**Exercise aim:** Without the images, output each record below as it stands.

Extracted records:
________________________
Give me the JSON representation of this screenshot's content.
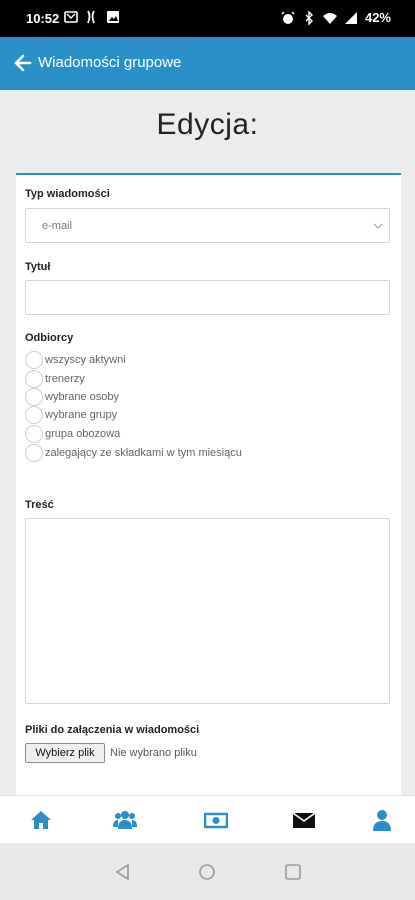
{
  "status_bar": {
    "time": "10:52",
    "battery": "42%",
    "left_icons": [
      "outlook-icon",
      "fitness-icon",
      "image-icon"
    ],
    "right_icons": [
      "alarm-icon",
      "bluetooth-icon",
      "wifi-icon",
      "signal-icon",
      "battery-icon"
    ]
  },
  "app_bar": {
    "title": "Wiadomości grupowe",
    "back_icon": "arrow-left-icon",
    "background": "#2b8fc7"
  },
  "page": {
    "heading": "Edycja:"
  },
  "form": {
    "type_label": "Typ wiadomości",
    "type_value": "e-mail",
    "title_label": "Tytuł",
    "title_value": "",
    "recipients_label": "Odbiorcy",
    "recipients": [
      "wszyscy aktywni",
      "trenerzy",
      "wybrane osoby",
      "wybrane grupy",
      "grupa obozowa",
      "zalegający ze składkami w tym miesiącu"
    ],
    "content_label": "Treść",
    "content_value": "",
    "attachments_label": "Pliki do załączenia w wiadomości",
    "file_button": "Wybierz plik",
    "file_status": "Nie wybrano pliku"
  },
  "bottom_nav": {
    "items": [
      "home-icon",
      "users-icon",
      "money-icon",
      "envelope-icon",
      "user-icon"
    ],
    "accent": "#2b8fc7",
    "active_color": "#111111"
  },
  "system_nav": [
    "back-triangle-icon",
    "home-circle-icon",
    "recents-square-icon"
  ]
}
________________________
**Exercise output:**
Give me the JSON representation of this screenshot's content.
{
  "status_bar": {
    "time": "10:52",
    "battery": "42%",
    "left_icons": [
      "outlook-icon",
      "fitness-icon",
      "image-icon"
    ],
    "right_icons": [
      "alarm-icon",
      "bluetooth-icon",
      "wifi-icon",
      "signal-icon",
      "battery-icon"
    ]
  },
  "app_bar": {
    "title": "Wiadomości grupowe",
    "back_icon": "arrow-left-icon",
    "background": "#2b8fc7"
  },
  "page": {
    "heading": "Edycja:"
  },
  "form": {
    "type_label": "Typ wiadomości",
    "type_value": "e-mail",
    "title_label": "Tytuł",
    "title_value": "",
    "recipients_label": "Odbiorcy",
    "recipients": [
      "wszyscy aktywni",
      "trenerzy",
      "wybrane osoby",
      "wybrane grupy",
      "grupa obozowa",
      "zalegający ze składkami w tym miesiącu"
    ],
    "content_label": "Treść",
    "content_value": "",
    "attachments_label": "Pliki do załączenia w wiadomości",
    "file_button": "Wybierz plik",
    "file_status": "Nie wybrano pliku"
  },
  "bottom_nav": {
    "items": [
      "home-icon",
      "users-icon",
      "money-icon",
      "envelope-icon",
      "user-icon"
    ],
    "accent": "#2b8fc7",
    "active_color": "#111111"
  },
  "system_nav": [
    "back-triangle-icon",
    "home-circle-icon",
    "recents-square-icon"
  ]
}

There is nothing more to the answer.